Collected data entries

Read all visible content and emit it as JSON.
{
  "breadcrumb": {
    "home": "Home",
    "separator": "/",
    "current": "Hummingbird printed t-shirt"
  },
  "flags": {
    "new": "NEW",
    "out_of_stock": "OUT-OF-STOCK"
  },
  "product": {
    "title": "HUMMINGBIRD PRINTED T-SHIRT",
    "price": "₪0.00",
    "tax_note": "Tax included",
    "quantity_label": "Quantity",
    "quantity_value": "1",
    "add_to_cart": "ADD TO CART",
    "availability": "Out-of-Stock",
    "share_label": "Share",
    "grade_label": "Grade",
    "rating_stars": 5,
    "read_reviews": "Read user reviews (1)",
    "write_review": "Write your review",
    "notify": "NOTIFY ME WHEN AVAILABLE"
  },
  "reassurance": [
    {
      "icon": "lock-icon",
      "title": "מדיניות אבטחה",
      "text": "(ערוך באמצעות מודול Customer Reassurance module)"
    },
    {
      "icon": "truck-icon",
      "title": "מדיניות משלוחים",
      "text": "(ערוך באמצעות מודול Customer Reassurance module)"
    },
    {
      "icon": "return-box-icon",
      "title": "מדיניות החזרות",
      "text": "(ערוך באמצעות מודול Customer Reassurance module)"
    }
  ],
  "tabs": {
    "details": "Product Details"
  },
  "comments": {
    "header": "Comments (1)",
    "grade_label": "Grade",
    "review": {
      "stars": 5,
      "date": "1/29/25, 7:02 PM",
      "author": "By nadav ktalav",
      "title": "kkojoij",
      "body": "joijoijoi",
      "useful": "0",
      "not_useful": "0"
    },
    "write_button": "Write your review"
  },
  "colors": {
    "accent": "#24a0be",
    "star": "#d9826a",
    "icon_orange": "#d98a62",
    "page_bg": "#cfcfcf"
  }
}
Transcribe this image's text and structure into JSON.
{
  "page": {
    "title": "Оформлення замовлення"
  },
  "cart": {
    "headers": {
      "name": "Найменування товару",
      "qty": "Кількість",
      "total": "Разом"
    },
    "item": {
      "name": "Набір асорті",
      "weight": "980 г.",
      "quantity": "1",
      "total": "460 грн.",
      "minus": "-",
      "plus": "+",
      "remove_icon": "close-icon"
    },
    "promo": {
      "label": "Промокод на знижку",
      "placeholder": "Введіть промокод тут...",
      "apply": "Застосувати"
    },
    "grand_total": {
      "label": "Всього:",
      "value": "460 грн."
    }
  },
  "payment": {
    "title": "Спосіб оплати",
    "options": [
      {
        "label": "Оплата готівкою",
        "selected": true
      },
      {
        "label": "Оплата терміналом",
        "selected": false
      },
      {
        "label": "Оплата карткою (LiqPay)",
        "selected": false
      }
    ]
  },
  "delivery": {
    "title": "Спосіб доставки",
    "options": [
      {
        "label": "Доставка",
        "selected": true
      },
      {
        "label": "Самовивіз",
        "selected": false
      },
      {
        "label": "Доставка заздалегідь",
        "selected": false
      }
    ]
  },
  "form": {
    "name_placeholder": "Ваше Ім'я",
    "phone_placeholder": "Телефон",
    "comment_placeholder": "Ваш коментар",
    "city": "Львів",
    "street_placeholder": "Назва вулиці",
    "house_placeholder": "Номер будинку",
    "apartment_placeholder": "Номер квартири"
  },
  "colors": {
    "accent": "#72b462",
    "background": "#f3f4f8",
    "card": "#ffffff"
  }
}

> [SET EXERCISE]
State how many lines hold the word "JSON". The number is the whole answer.

> [ANSWER TO THIS PROBLEM]
2